Some records
────

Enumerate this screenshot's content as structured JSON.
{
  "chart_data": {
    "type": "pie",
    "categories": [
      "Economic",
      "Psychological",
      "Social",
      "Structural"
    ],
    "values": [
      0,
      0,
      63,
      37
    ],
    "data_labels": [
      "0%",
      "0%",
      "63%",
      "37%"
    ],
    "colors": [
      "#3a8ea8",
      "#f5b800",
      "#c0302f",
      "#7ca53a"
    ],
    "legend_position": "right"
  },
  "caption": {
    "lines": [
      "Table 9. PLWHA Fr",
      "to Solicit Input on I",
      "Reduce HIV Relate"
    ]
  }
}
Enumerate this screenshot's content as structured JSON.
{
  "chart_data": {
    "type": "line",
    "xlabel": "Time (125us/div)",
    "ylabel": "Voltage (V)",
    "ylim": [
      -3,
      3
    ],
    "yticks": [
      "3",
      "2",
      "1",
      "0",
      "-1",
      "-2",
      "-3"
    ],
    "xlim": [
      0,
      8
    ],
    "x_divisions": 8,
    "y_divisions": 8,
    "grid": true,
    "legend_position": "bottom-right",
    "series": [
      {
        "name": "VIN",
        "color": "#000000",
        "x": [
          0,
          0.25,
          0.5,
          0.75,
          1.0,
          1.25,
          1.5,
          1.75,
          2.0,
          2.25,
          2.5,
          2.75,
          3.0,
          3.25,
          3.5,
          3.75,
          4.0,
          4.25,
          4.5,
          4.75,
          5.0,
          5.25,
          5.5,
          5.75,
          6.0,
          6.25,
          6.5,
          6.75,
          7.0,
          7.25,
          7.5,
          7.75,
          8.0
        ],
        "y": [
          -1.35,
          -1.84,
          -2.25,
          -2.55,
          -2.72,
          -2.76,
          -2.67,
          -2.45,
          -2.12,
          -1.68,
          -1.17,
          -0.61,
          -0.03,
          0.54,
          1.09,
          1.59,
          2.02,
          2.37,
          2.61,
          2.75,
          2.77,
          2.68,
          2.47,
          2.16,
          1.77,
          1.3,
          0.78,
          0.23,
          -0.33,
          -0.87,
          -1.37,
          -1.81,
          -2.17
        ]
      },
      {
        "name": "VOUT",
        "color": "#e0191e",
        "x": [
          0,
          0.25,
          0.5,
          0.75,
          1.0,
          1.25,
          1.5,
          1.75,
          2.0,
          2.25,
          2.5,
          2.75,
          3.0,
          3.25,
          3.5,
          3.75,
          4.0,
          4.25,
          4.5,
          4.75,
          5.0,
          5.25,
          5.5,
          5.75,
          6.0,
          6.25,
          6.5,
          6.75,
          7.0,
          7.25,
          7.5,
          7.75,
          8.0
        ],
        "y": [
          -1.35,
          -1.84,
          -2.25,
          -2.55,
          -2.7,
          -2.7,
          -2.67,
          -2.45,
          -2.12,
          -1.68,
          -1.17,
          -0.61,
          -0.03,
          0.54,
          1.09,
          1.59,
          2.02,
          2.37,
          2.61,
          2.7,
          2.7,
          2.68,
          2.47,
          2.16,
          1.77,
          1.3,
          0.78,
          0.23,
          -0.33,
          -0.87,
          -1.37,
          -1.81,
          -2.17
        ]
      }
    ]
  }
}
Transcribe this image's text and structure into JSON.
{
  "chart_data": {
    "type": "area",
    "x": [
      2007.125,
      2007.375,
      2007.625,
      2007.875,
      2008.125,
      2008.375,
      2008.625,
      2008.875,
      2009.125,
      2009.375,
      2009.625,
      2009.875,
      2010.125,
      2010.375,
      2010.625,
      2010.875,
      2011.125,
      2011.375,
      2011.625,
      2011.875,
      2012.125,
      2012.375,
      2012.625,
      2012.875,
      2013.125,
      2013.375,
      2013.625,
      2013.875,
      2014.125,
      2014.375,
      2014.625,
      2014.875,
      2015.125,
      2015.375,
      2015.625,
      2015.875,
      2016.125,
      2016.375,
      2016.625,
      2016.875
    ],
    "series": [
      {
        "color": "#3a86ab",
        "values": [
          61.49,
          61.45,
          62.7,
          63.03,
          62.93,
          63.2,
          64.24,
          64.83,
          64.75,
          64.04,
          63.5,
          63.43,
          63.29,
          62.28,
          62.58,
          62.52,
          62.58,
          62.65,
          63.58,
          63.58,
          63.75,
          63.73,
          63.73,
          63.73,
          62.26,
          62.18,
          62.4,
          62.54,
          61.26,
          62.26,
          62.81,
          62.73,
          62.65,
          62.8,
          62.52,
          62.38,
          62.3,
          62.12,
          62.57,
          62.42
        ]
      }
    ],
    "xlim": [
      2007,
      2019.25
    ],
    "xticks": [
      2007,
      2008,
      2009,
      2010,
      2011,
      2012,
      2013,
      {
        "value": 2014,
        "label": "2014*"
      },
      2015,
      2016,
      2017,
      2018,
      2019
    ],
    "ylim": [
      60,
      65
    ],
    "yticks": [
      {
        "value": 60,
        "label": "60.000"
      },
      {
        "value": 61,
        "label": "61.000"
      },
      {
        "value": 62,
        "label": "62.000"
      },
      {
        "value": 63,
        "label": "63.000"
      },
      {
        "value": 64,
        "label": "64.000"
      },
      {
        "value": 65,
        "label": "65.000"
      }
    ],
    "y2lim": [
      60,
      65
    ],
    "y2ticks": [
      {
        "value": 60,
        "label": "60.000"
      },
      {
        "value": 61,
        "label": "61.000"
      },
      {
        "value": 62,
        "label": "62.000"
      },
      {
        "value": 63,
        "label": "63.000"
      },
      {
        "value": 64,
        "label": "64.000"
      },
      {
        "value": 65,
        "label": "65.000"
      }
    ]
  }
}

────

- _Task_:
Indicate how many lines of the material contain the string "right", giving the number and nothing more.

- _Answer in full_:
2